### Listed entries
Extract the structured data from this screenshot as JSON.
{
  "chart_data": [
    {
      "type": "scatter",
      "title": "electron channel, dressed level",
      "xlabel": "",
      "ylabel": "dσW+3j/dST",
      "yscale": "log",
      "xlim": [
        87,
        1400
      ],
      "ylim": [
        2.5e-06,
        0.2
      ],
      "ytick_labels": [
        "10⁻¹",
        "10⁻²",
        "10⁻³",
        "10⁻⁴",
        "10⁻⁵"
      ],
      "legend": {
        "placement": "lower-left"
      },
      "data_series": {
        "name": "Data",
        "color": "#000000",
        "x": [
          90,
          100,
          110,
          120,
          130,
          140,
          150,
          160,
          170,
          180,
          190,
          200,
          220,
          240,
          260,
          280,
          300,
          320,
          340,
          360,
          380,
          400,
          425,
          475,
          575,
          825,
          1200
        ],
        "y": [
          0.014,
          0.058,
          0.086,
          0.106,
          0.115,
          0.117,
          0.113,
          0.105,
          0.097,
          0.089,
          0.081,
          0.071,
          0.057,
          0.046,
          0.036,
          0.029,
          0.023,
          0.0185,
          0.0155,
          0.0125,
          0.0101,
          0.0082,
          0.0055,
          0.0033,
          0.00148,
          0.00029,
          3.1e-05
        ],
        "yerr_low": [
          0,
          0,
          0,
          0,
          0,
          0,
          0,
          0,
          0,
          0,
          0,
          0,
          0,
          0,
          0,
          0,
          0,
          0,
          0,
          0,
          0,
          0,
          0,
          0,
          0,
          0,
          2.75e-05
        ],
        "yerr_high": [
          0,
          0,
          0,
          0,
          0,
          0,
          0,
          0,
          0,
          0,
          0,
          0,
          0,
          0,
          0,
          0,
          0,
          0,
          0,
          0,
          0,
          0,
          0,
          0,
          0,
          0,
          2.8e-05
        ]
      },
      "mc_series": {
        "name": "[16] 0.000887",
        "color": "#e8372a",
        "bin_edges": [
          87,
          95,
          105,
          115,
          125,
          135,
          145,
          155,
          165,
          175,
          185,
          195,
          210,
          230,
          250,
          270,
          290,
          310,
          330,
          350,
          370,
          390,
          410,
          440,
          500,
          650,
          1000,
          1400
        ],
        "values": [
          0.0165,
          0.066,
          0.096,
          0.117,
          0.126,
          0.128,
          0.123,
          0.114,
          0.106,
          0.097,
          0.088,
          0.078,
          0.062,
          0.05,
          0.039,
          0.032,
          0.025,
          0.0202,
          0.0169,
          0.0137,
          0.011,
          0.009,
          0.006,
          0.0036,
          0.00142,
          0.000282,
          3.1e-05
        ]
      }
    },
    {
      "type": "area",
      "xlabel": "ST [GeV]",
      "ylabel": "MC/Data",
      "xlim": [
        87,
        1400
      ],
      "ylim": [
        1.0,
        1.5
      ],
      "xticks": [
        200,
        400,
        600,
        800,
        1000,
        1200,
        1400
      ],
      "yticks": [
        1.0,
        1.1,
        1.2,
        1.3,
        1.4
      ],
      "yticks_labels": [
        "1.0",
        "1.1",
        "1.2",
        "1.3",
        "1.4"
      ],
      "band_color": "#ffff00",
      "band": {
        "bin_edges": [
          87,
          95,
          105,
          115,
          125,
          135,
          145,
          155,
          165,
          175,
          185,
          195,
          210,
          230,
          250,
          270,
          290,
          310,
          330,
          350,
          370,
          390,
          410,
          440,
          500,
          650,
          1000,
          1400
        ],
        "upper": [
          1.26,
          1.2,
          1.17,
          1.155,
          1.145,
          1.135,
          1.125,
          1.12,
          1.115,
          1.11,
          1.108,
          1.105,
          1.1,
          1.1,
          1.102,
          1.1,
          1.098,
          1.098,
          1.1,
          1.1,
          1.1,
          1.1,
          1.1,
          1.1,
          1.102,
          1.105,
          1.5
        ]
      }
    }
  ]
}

### Problem requirements
Transcribe all of the lines in the records precisely.

### Written answer
Extract the structured data from this screenshot as JSON.
{
  "chart_data": [
    {
      "type": "scatter",
      "title": "electron channel, dressed level",
      "xlabel": "",
      "ylabel": "dσW+3j/dST",
      "yscale": "log",
      "xlim": [
        87,
        1400
      ],
      "ylim": [
        2.5e-06,
        0.2
      ],
      "ytick_labels": [
        "10⁻¹",
        "10⁻²",
        "10⁻³",
        "10⁻⁴",
        "10⁻⁵"
      ],
      "legend": {
        "placement": "lower-left"
      },
      "data_series": {
        "name": "Data",
        "color": "#000000",
        "x": [
          90,
          100,
          110,
          120,
          130,
          140,
          150,
          160,
          170,
          180,
          190,
          200,
          220,
          240,
          260,
          280,
          300,
          320,
          340,
          360,
          380,
          400,
          425,
          475,
          575,
          825,
          1200
        ],
        "y": [
          0.014,
          0.058,
          0.086,
          0.106,
          0.115,
          0.117,
          0.113,
          0.105,
          0.097,
          0.089,
          0.081,
          0.071,
          0.057,
          0.046,
          0.036,
          0.029,
          0.023,
          0.0185,
          0.0155,
          0.0125,
          0.0101,
          0.0082,
          0.0055,
          0.0033,
          0.00148,
          0.00029,
          3.1e-05
        ],
        "yerr_low": [
          0,
          0,
          0,
          0,
          0,
          0,
          0,
          0,
          0,
          0,
          0,
          0,
          0,
          0,
          0,
          0,
          0,
          0,
          0,
          0,
          0,
          0,
          0,
          0,
          0,
          0,
          2.75e-05
        ],
        "yerr_high": [
          0,
          0,
          0,
          0,
          0,
          0,
          0,
          0,
          0,
          0,
          0,
          0,
          0,
          0,
          0,
          0,
          0,
          0,
          0,
          0,
          0,
          0,
          0,
          0,
          0,
          0,
          2.8e-05
        ]
      },
      "mc_series": {
        "name": "[16] 0.000887",
        "color": "#e8372a",
        "bin_edges": [
          87,
          95,
          105,
          115,
          125,
          135,
          145,
          155,
          165,
          175,
          185,
          195,
          210,
          230,
          250,
          270,
          290,
          310,
          330,
          350,
          370,
          390,
          410,
          440,
          500,
          650,
          1000,
          1400
        ],
        "values": [
          0.0165,
          0.066,
          0.096,
          0.117,
          0.126,
          0.128,
          0.123,
          0.114,
          0.106,
          0.097,
          0.088,
          0.078,
          0.062,
          0.05,
          0.039,
          0.032,
          0.025,
          0.0202,
          0.0169,
          0.0137,
          0.011,
          0.009,
          0.006,
          0.0036,
          0.00142,
          0.000282,
          3.1e-05
        ]
      }
    },
    {
      "type": "area",
      "xlabel": "ST [GeV]",
      "ylabel": "MC/Data",
      "xlim": [
        87,
        1400
      ],
      "ylim": [
        1.0,
        1.5
      ],
      "xticks": [
        200,
        400,
        600,
        800,
        1000,
        1200,
        1400
      ],
      "yticks": [
        1.0,
        1.1,
        1.2,
        1.3,
        1.4
      ],
      "yticks_labels": [
        "1.0",
        "1.1",
        "1.2",
        "1.3",
        "1.4"
      ],
      "band_color": "#ffff00",
      "band": {
        "bin_edges": [
          87,
          95,
          105,
          115,
          125,
          135,
          145,
          155,
          165,
          175,
          185,
          195,
          210,
          230,
          250,
          270,
          290,
          310,
          330,
          350,
          370,
          390,
          410,
          440,
          500,
          650,
          1000,
          1400
        ],
        "upper": [
          1.26,
          1.2,
          1.17,
          1.155,
          1.145,
          1.135,
          1.125,
          1.12,
          1.115,
          1.11,
          1.108,
          1.105,
          1.1,
          1.1,
          1.102,
          1.1,
          1.098,
          1.098,
          1.1,
          1.1,
          1.1,
          1.1,
          1.1,
          1.1,
          1.102,
          1.105,
          1.5
        ]
      }
    }
  ]
}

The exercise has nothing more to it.